(Dataset records)
=-=-=-=-=

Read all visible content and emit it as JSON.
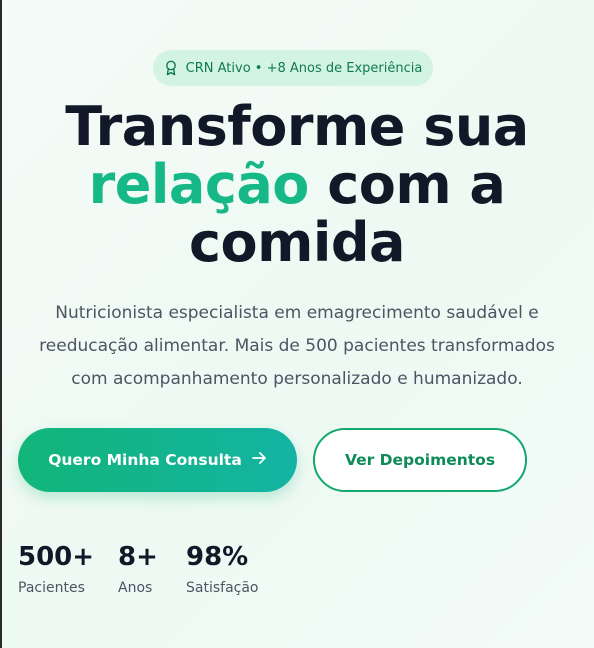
{
  "badge": {
    "icon": "award-icon",
    "text": "CRN Ativo • +8 Anos de Experiência"
  },
  "hero": {
    "line1": "Transforme sua",
    "highlight": "relação",
    "line2_rest": "com a",
    "line3": "comida",
    "description_lines": [
      "Nutricionista especialista em emagrecimento saudável e",
      "reeducação alimentar. Mais de 500 pacientes transformados",
      "com acompanhamento personalizado e humanizado."
    ]
  },
  "buttons": {
    "primary_label": "Quero Minha Consulta",
    "primary_icon": "arrow-right-icon",
    "secondary_label": "Ver Depoimentos"
  },
  "stats": [
    {
      "value": "500+",
      "label": "Pacientes"
    },
    {
      "value": "8+",
      "label": "Anos"
    },
    {
      "value": "98%",
      "label": "Satisfação"
    }
  ],
  "colors": {
    "accent": "#15b886",
    "badge_bg": "#d4f4e3",
    "headline": "#111827"
  }
}
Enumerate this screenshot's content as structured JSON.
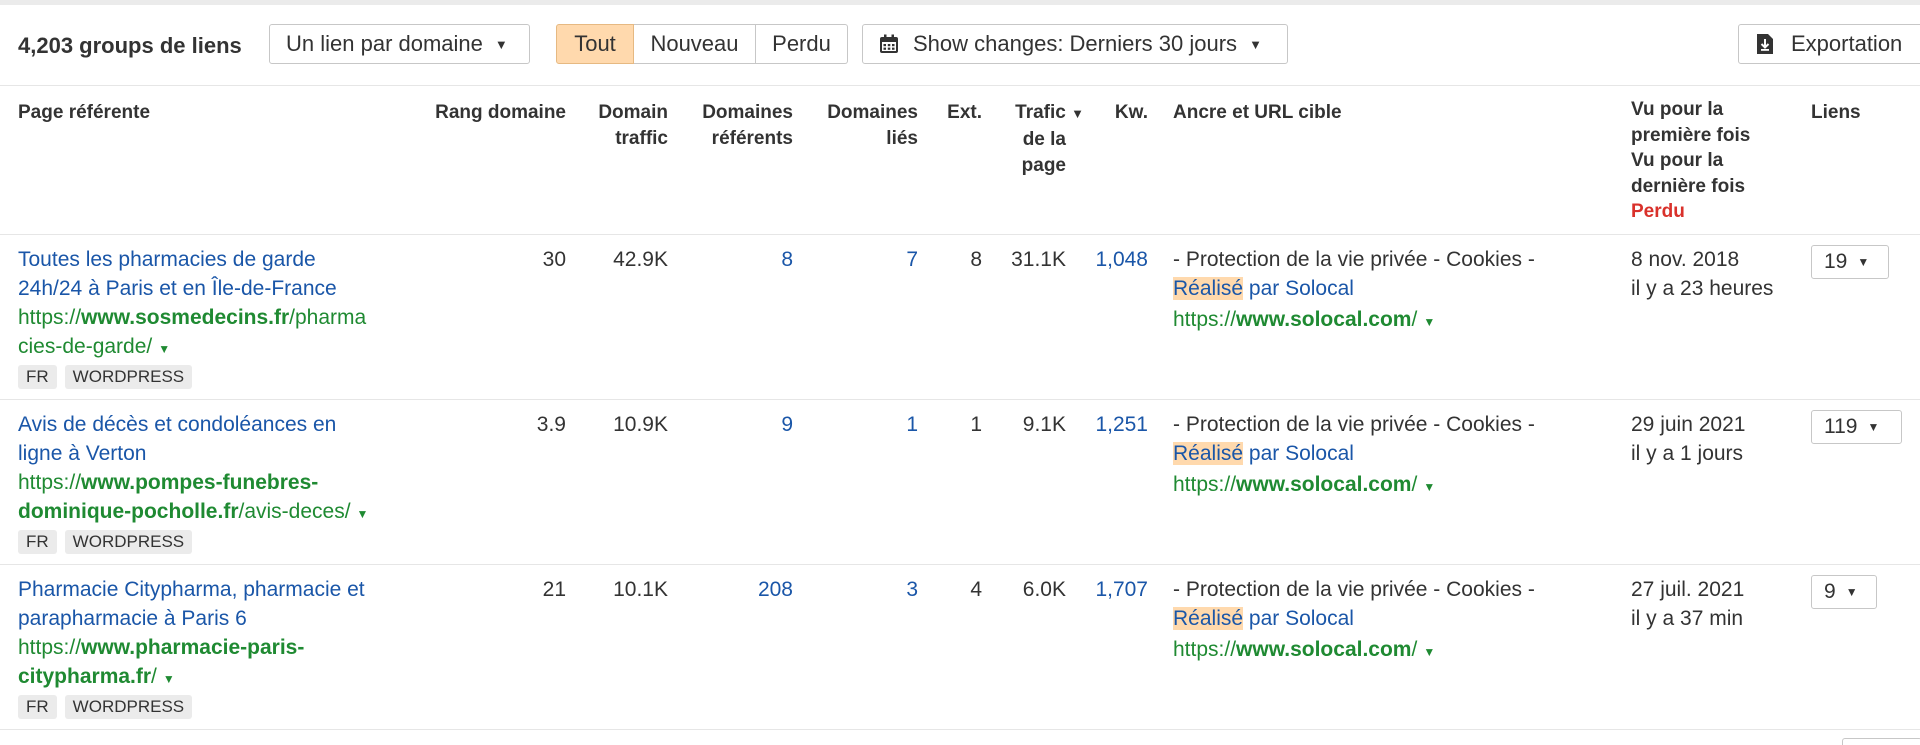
{
  "toolbar": {
    "count_label": "4,203 groups de liens",
    "domain_filter": "Un lien par domaine",
    "segments": [
      "Tout",
      "Nouveau",
      "Perdu"
    ],
    "active_segment": "Tout",
    "changes_label": "Show changes: Derniers 30 jours",
    "export_label": "Exportation"
  },
  "colors": {
    "accent_active": "#ffd9ad",
    "link": "#1a56a8",
    "url": "#1f8a32",
    "lost": "#d9312b"
  },
  "columns": {
    "page": "Page référente",
    "dr": "Rang domaine",
    "traffic": [
      "Domain",
      "traffic"
    ],
    "ref_domains": [
      "Domaines",
      "référents"
    ],
    "linked_domains": [
      "Domaines",
      "liés"
    ],
    "ext": "Ext.",
    "page_traffic": [
      "Trafic",
      "de la",
      "page"
    ],
    "kw": "Kw.",
    "anchor": "Ancre et URL cible",
    "seen": [
      "Vu pour la",
      "première fois",
      "Vu pour la",
      "dernière fois"
    ],
    "seen_lost": "Perdu",
    "links": "Liens"
  },
  "rows": [
    {
      "title": [
        "Toutes les pharmacies de garde",
        "24h/24 à Paris et en Île-de-France"
      ],
      "url": [
        {
          "pre": "https://",
          "bold": "www.sosmedecins.fr",
          "post": "/pharma"
        },
        {
          "pre": "cies-de-garde/",
          "bold": "",
          "post": ""
        }
      ],
      "tags": [
        "FR",
        "WORDPRESS"
      ],
      "dr": "30",
      "traffic": "42.9K",
      "ref_domains": "8",
      "linked_domains": "7",
      "ext": "8",
      "page_traffic": "31.1K",
      "kw": "1,048",
      "anchor_line1": "- Protection de la vie privée - Cookies -",
      "anchor_hl": "Réalisé",
      "anchor_rest": "par Solocal",
      "target_pre": "https://",
      "target_bold": "www.solocal.com",
      "target_post": "/",
      "first_seen": "8 nov. 2018",
      "last_seen": "il y a 23 heures",
      "links": "19"
    },
    {
      "title": [
        "Avis de décès et condoléances en",
        "ligne à Verton"
      ],
      "url": [
        {
          "pre": "https://",
          "bold": "www.pompes-funebres-",
          "post": ""
        },
        {
          "pre": "",
          "bold": "dominique-pocholle.fr",
          "post": "/avis-deces/"
        }
      ],
      "tags": [
        "FR",
        "WORDPRESS"
      ],
      "dr": "3.9",
      "traffic": "10.9K",
      "ref_domains": "9",
      "linked_domains": "1",
      "ext": "1",
      "page_traffic": "9.1K",
      "kw": "1,251",
      "anchor_line1": "- Protection de la vie privée - Cookies -",
      "anchor_hl": "Réalisé",
      "anchor_rest": "par Solocal",
      "target_pre": "https://",
      "target_bold": "www.solocal.com",
      "target_post": "/",
      "first_seen": "29 juin 2021",
      "last_seen": "il y a 1 jours",
      "links": "119"
    },
    {
      "title": [
        "Pharmacie Citypharma, pharmacie et",
        "parapharmacie à Paris 6"
      ],
      "url": [
        {
          "pre": "https://",
          "bold": "www.pharmacie-paris-",
          "post": ""
        },
        {
          "pre": "",
          "bold": "citypharma.fr",
          "post": "/"
        }
      ],
      "tags": [
        "FR",
        "WORDPRESS"
      ],
      "dr": "21",
      "traffic": "10.1K",
      "ref_domains": "208",
      "linked_domains": "3",
      "ext": "4",
      "page_traffic": "6.0K",
      "kw": "1,707",
      "anchor_line1": "- Protection de la vie privée - Cookies -",
      "anchor_hl": "Réalisé",
      "anchor_rest": "par Solocal",
      "target_pre": "https://",
      "target_bold": "www.solocal.com",
      "target_post": "/",
      "first_seen": "27 juil. 2021",
      "last_seen": "il y a 37 min",
      "links": "9"
    }
  ]
}
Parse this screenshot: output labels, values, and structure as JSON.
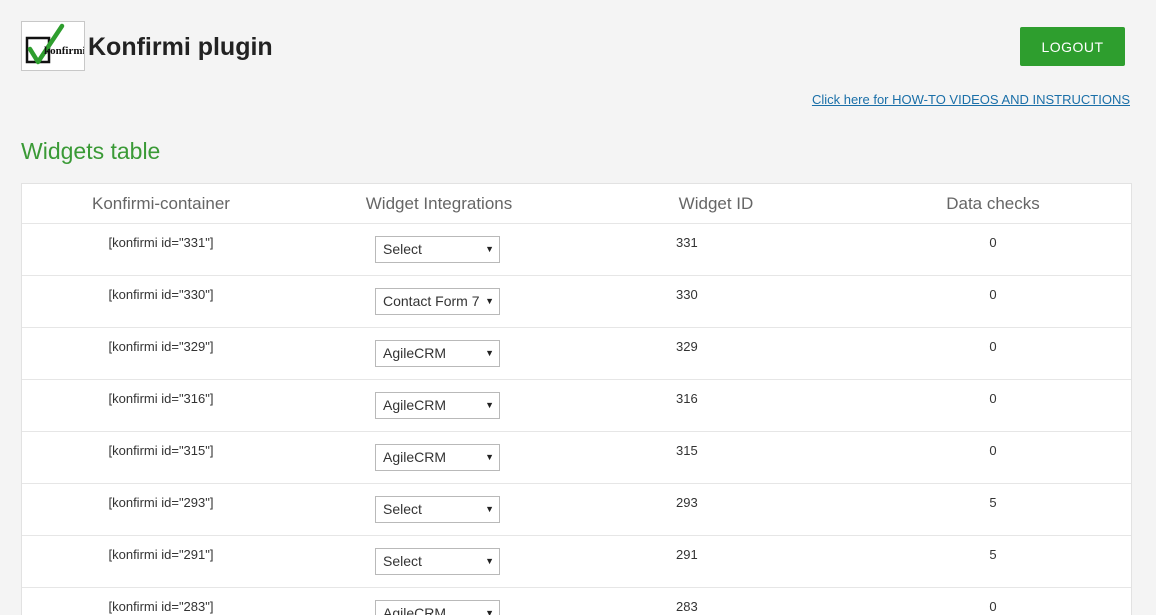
{
  "header": {
    "logo_text": "konfirmi",
    "title": "Konfirmi plugin",
    "logout_label": "LOGOUT",
    "howto_link": "Click here for HOW-TO VIDEOS AND INSTRUCTIONS"
  },
  "colors": {
    "accent_green": "#2e9e2e",
    "section_title": "#3a9a36",
    "link": "#1a6fa8"
  },
  "section_title": "Widgets table",
  "table": {
    "columns": [
      "Konfirmi-container",
      "Widget Integrations",
      "Widget ID",
      "Data checks"
    ],
    "rows": [
      {
        "container": "[konfirmi id=\"331\"]",
        "integration": "Select",
        "widget_id": "331",
        "data_checks": "0"
      },
      {
        "container": "[konfirmi id=\"330\"]",
        "integration": "Contact Form 7",
        "widget_id": "330",
        "data_checks": "0"
      },
      {
        "container": "[konfirmi id=\"329\"]",
        "integration": "AgileCRM",
        "widget_id": "329",
        "data_checks": "0"
      },
      {
        "container": "[konfirmi id=\"316\"]",
        "integration": "AgileCRM",
        "widget_id": "316",
        "data_checks": "0"
      },
      {
        "container": "[konfirmi id=\"315\"]",
        "integration": "AgileCRM",
        "widget_id": "315",
        "data_checks": "0"
      },
      {
        "container": "[konfirmi id=\"293\"]",
        "integration": "Select",
        "widget_id": "293",
        "data_checks": "5"
      },
      {
        "container": "[konfirmi id=\"291\"]",
        "integration": "Select",
        "widget_id": "291",
        "data_checks": "5"
      },
      {
        "container": "[konfirmi id=\"283\"]",
        "integration": "AgileCRM",
        "widget_id": "283",
        "data_checks": "0"
      }
    ]
  }
}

=-=-=-=-=

● **Do this**
All the material shown above is to be copied exactly, with no pictures carried over.

● **Response**
Read all visible content and emit it as JSON.
{
  "badge": {
    "icon": "award-icon",
    "text": "CRN Ativo • +8 Anos de Experiência"
  },
  "hero": {
    "line1": "Transforme sua",
    "highlight": "relação",
    "line2_rest": "com a",
    "line3": "comida",
    "description_lines": [
      "Nutricionista especialista em emagrecimento saudável e",
      "reeducação alimentar. Mais de 500 pacientes transformados",
      "com acompanhamento personalizado e humanizado."
    ]
  },
  "buttons": {
    "primary_label": "Quero Minha Consulta",
    "primary_icon": "arrow-right-icon",
    "secondary_label": "Ver Depoimentos"
  },
  "stats": [
    {
      "value": "500+",
      "label": "Pacientes"
    },
    {
      "value": "8+",
      "label": "Anos"
    },
    {
      "value": "98%",
      "label": "Satisfação"
    }
  ],
  "colors": {
    "accent": "#15b886",
    "badge_bg": "#d4f4e3",
    "headline": "#111827"
  }
}
Enumerate this screenshot's content as structured JSON.
{
  "toolbar": {
    "count_label": "4,203 groups de liens",
    "domain_filter": "Un lien par domaine",
    "segments": [
      "Tout",
      "Nouveau",
      "Perdu"
    ],
    "active_segment": "Tout",
    "changes_label": "Show changes: Derniers 30 jours",
    "export_label": "Exportation"
  },
  "colors": {
    "accent_active": "#ffd9ad",
    "link": "#1a56a8",
    "url": "#1f8a32",
    "lost": "#d9312b"
  },
  "columns": {
    "page": "Page référente",
    "dr": "Rang domaine",
    "traffic": [
      "Domain",
      "traffic"
    ],
    "ref_domains": [
      "Domaines",
      "référents"
    ],
    "linked_domains": [
      "Domaines",
      "liés"
    ],
    "ext": "Ext.",
    "page_traffic": [
      "Trafic",
      "de la",
      "page"
    ],
    "kw": "Kw.",
    "anchor": "Ancre et URL cible",
    "seen": [
      "Vu pour la",
      "première fois",
      "Vu pour la",
      "dernière fois"
    ],
    "seen_lost": "Perdu",
    "links": "Liens"
  },
  "rows": [
    {
      "title": [
        "Toutes les pharmacies de garde",
        "24h/24 à Paris et en Île-de-France"
      ],
      "url": [
        {
          "pre": "https://",
          "bold": "www.sosmedecins.fr",
          "post": "/pharma"
        },
        {
          "pre": "cies-de-garde/",
          "bold": "",
          "post": ""
        }
      ],
      "tags": [
        "FR",
        "WORDPRESS"
      ],
      "dr": "30",
      "traffic": "42.9K",
      "ref_domains": "8",
      "linked_domains": "7",
      "ext": "8",
      "page_traffic": "31.1K",
      "kw": "1,048",
      "anchor_line1": "- Protection de la vie privée - Cookies -",
      "anchor_hl": "Réalisé",
      "anchor_rest": "par Solocal",
      "target_pre": "https://",
      "target_bold": "www.solocal.com",
      "target_post": "/",
      "first_seen": "8 nov. 2018",
      "last_seen": "il y a 23 heures",
      "links": "19"
    },
    {
      "title": [
        "Avis de décès et condoléances en",
        "ligne à Verton"
      ],
      "url": [
        {
          "pre": "https://",
          "bold": "www.pompes-funebres-",
          "post": ""
        },
        {
          "pre": "",
          "bold": "dominique-pocholle.fr",
          "post": "/avis-deces/"
        }
      ],
      "tags": [
        "FR",
        "WORDPRESS"
      ],
      "dr": "3.9",
      "traffic": "10.9K",
      "ref_domains": "9",
      "linked_domains": "1",
      "ext": "1",
      "page_traffic": "9.1K",
      "kw": "1,251",
      "anchor_line1": "- Protection de la vie privée - Cookies -",
      "anchor_hl": "Réalisé",
      "anchor_rest": "par Solocal",
      "target_pre": "https://",
      "target_bold": "www.solocal.com",
      "target_post": "/",
      "first_seen": "29 juin 2021",
      "last_seen": "il y a 1 jours",
      "links": "119"
    },
    {
      "title": [
        "Pharmacie Citypharma, pharmacie et",
        "parapharmacie à Paris 6"
      ],
      "url": [
        {
          "pre": "https://",
          "bold": "www.pharmacie-paris-",
          "post": ""
        },
        {
          "pre": "",
          "bold": "citypharma.fr",
          "post": "/"
        }
      ],
      "tags": [
        "FR",
        "WORDPRESS"
      ],
      "dr": "21",
      "traffic": "10.1K",
      "ref_domains": "208",
      "linked_domains": "3",
      "ext": "4",
      "page_traffic": "6.0K",
      "kw": "1,707",
      "anchor_line1": "- Protection de la vie privée - Cookies -",
      "anchor_hl": "Réalisé",
      "anchor_rest": "par Solocal",
      "target_pre": "https://",
      "target_bold": "www.solocal.com",
      "target_post": "/",
      "first_seen": "27 juil. 2021",
      "last_seen": "il y a 37 min",
      "links": "9"
    }
  ]
}
Parse this screenshot: output labels, values, and structure as JSON.
{
  "header": {
    "logo_text": "konfirmi",
    "title": "Konfirmi plugin",
    "logout_label": "LOGOUT",
    "howto_link": "Click here for HOW-TO VIDEOS AND INSTRUCTIONS"
  },
  "colors": {
    "accent_green": "#2e9e2e",
    "section_title": "#3a9a36",
    "link": "#1a6fa8"
  },
  "section_title": "Widgets table",
  "table": {
    "columns": [
      "Konfirmi-container",
      "Widget Integrations",
      "Widget ID",
      "Data checks"
    ],
    "rows": [
      {
        "container": "[konfirmi id=\"331\"]",
        "integration": "Select",
        "widget_id": "331",
        "data_checks": "0"
      },
      {
        "container": "[konfirmi id=\"330\"]",
        "integration": "Contact Form 7",
        "widget_id": "330",
        "data_checks": "0"
      },
      {
        "container": "[konfirmi id=\"329\"]",
        "integration": "AgileCRM",
        "widget_id": "329",
        "data_checks": "0"
      },
      {
        "container": "[konfirmi id=\"316\"]",
        "integration": "AgileCRM",
        "widget_id": "316",
        "data_checks": "0"
      },
      {
        "container": "[konfirmi id=\"315\"]",
        "integration": "AgileCRM",
        "widget_id": "315",
        "data_checks": "0"
      },
      {
        "container": "[konfirmi id=\"293\"]",
        "integration": "Select",
        "widget_id": "293",
        "data_checks": "5"
      },
      {
        "container": "[konfirmi id=\"291\"]",
        "integration": "Select",
        "widget_id": "291",
        "data_checks": "5"
      },
      {
        "container": "[konfirmi id=\"283\"]",
        "integration": "AgileCRM",
        "widget_id": "283",
        "data_checks": "0"
      }
    ]
  }
}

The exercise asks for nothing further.